• [Requirement] Repeat the records exactly. Every line must match.

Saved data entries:
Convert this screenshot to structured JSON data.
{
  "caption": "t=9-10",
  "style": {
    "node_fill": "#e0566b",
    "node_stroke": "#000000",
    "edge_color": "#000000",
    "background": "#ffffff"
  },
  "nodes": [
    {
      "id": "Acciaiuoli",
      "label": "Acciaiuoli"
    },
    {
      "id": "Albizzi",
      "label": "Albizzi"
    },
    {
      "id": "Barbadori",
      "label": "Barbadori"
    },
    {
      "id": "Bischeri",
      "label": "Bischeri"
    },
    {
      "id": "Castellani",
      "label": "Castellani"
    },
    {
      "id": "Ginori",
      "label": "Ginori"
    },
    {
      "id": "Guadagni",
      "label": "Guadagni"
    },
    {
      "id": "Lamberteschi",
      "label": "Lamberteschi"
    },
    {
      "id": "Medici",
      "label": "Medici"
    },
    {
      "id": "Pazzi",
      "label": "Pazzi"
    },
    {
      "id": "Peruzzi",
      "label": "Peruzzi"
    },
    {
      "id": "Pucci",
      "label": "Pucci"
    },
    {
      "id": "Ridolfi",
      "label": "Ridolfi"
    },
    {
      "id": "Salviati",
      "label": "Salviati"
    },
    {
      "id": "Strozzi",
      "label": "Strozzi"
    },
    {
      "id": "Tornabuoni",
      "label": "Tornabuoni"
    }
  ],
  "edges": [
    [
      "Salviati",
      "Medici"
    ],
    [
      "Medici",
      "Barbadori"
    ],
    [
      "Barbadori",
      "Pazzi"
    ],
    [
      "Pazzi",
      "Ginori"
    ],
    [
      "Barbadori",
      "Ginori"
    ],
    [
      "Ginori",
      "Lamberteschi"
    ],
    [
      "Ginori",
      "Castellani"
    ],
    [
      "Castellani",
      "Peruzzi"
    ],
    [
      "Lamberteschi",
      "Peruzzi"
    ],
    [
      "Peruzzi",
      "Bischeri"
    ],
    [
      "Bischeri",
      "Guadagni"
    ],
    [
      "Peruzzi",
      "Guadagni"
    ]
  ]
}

• [Reply]
Convert this screenshot to structured JSON data.
{
  "caption": "t=9-10",
  "style": {
    "node_fill": "#e0566b",
    "node_stroke": "#000000",
    "edge_color": "#000000",
    "background": "#ffffff"
  },
  "nodes": [
    {
      "id": "Acciaiuoli",
      "label": "Acciaiuoli"
    },
    {
      "id": "Albizzi",
      "label": "Albizzi"
    },
    {
      "id": "Barbadori",
      "label": "Barbadori"
    },
    {
      "id": "Bischeri",
      "label": "Bischeri"
    },
    {
      "id": "Castellani",
      "label": "Castellani"
    },
    {
      "id": "Ginori",
      "label": "Ginori"
    },
    {
      "id": "Guadagni",
      "label": "Guadagni"
    },
    {
      "id": "Lamberteschi",
      "label": "Lamberteschi"
    },
    {
      "id": "Medici",
      "label": "Medici"
    },
    {
      "id": "Pazzi",
      "label": "Pazzi"
    },
    {
      "id": "Peruzzi",
      "label": "Peruzzi"
    },
    {
      "id": "Pucci",
      "label": "Pucci"
    },
    {
      "id": "Ridolfi",
      "label": "Ridolfi"
    },
    {
      "id": "Salviati",
      "label": "Salviati"
    },
    {
      "id": "Strozzi",
      "label": "Strozzi"
    },
    {
      "id": "Tornabuoni",
      "label": "Tornabuoni"
    }
  ],
  "edges": [
    [
      "Salviati",
      "Medici"
    ],
    [
      "Medici",
      "Barbadori"
    ],
    [
      "Barbadori",
      "Pazzi"
    ],
    [
      "Pazzi",
      "Ginori"
    ],
    [
      "Barbadori",
      "Ginori"
    ],
    [
      "Ginori",
      "Lamberteschi"
    ],
    [
      "Ginori",
      "Castellani"
    ],
    [
      "Castellani",
      "Peruzzi"
    ],
    [
      "Lamberteschi",
      "Peruzzi"
    ],
    [
      "Peruzzi",
      "Bischeri"
    ],
    [
      "Bischeri",
      "Guadagni"
    ],
    [
      "Peruzzi",
      "Guadagni"
    ]
  ]
}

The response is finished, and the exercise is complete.